■ **DIRECTIVE**: Where a line contains the string "collections", copy that line.

---------- DATASET

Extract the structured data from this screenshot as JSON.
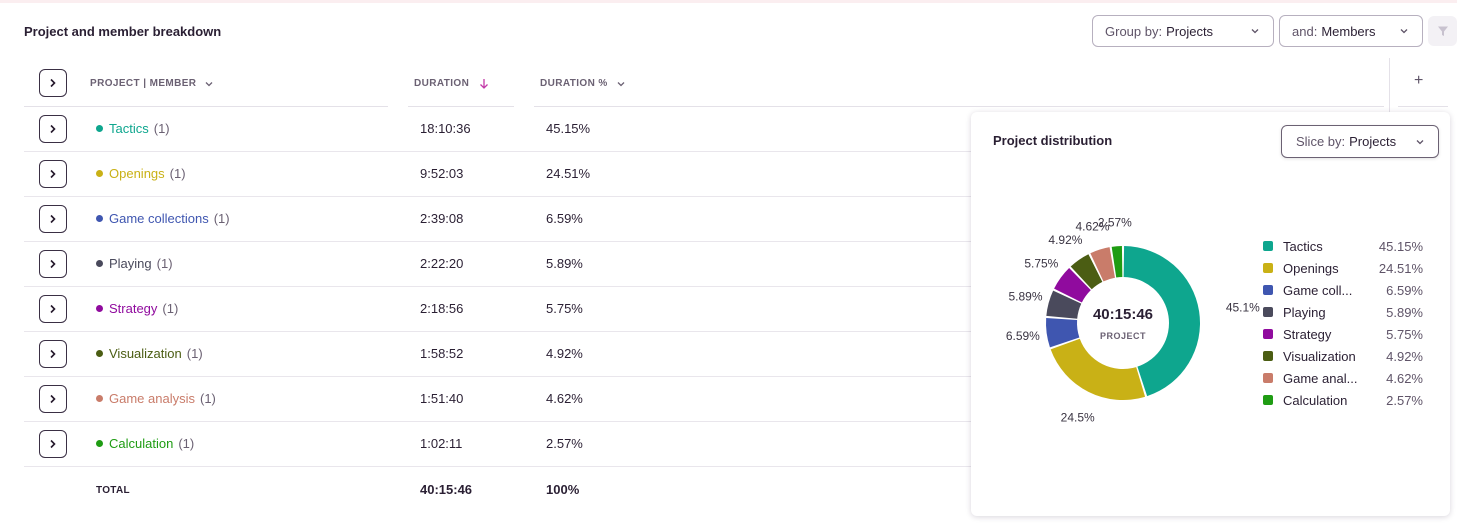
{
  "header": {
    "title": "Project and member breakdown",
    "group_by": {
      "prefix": "Group by:",
      "value": "Projects"
    },
    "and_by": {
      "prefix": "and:",
      "value": "Members"
    }
  },
  "table": {
    "columns": {
      "project": "PROJECT | MEMBER",
      "duration": "DURATION",
      "duration_pct": "DURATION %"
    },
    "rows": [
      {
        "name": "Tactics",
        "count": "(1)",
        "duration": "18:10:36",
        "pct": "45.15%",
        "color": "#0ea68e"
      },
      {
        "name": "Openings",
        "count": "(1)",
        "duration": "9:52:03",
        "pct": "24.51%",
        "color": "#c9b116"
      },
      {
        "name": "Game collections",
        "count": "(1)",
        "duration": "2:39:08",
        "pct": "6.59%",
        "color": "#3f56b0"
      },
      {
        "name": "Playing",
        "count": "(1)",
        "duration": "2:22:20",
        "pct": "5.89%",
        "color": "#4a4a5c"
      },
      {
        "name": "Strategy",
        "count": "(1)",
        "duration": "2:18:56",
        "pct": "5.75%",
        "color": "#900b9e"
      },
      {
        "name": "Visualization",
        "count": "(1)",
        "duration": "1:58:52",
        "pct": "4.92%",
        "color": "#4b5d13"
      },
      {
        "name": "Game analysis",
        "count": "(1)",
        "duration": "1:51:40",
        "pct": "4.62%",
        "color": "#c97c6a"
      },
      {
        "name": "Calculation",
        "count": "(1)",
        "duration": "1:02:11",
        "pct": "2.57%",
        "color": "#1f9c13"
      }
    ],
    "total": {
      "label": "TOTAL",
      "duration": "40:15:46",
      "pct": "100%"
    },
    "add_column": "+"
  },
  "panel": {
    "title": "Project distribution",
    "slice_by": {
      "prefix": "Slice by:",
      "value": "Projects"
    },
    "center_value": "40:15:46",
    "center_label": "PROJECT",
    "legend": [
      {
        "name": "Tactics",
        "pct": "45.15%"
      },
      {
        "name": "Openings",
        "pct": "24.51%"
      },
      {
        "name": "Game coll...",
        "pct": "6.59%"
      },
      {
        "name": "Playing",
        "pct": "5.89%"
      },
      {
        "name": "Strategy",
        "pct": "5.75%"
      },
      {
        "name": "Visualization",
        "pct": "4.92%"
      },
      {
        "name": "Game anal...",
        "pct": "4.62%"
      },
      {
        "name": "Calculation",
        "pct": "2.57%"
      }
    ]
  },
  "chart_data": {
    "type": "pie",
    "categories": [
      "Tactics",
      "Openings",
      "Game collections",
      "Playing",
      "Strategy",
      "Visualization",
      "Game analysis",
      "Calculation"
    ],
    "values": [
      45.15,
      24.51,
      6.59,
      5.89,
      5.75,
      4.92,
      4.62,
      2.57
    ],
    "slice_labels": [
      "45.1%",
      "24.5%",
      "6.59%",
      "5.89%",
      "5.75%",
      "4.92%",
      "4.62%",
      "2.57%"
    ],
    "colors": [
      "#0ea68e",
      "#c9b116",
      "#3f56b0",
      "#4a4a5c",
      "#900b9e",
      "#4b5d13",
      "#c97c6a",
      "#1f9c13"
    ]
  }
}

--------------------

■ **FINISHED EXERCISE**:
        "name": "Game collections",
      "Game collections",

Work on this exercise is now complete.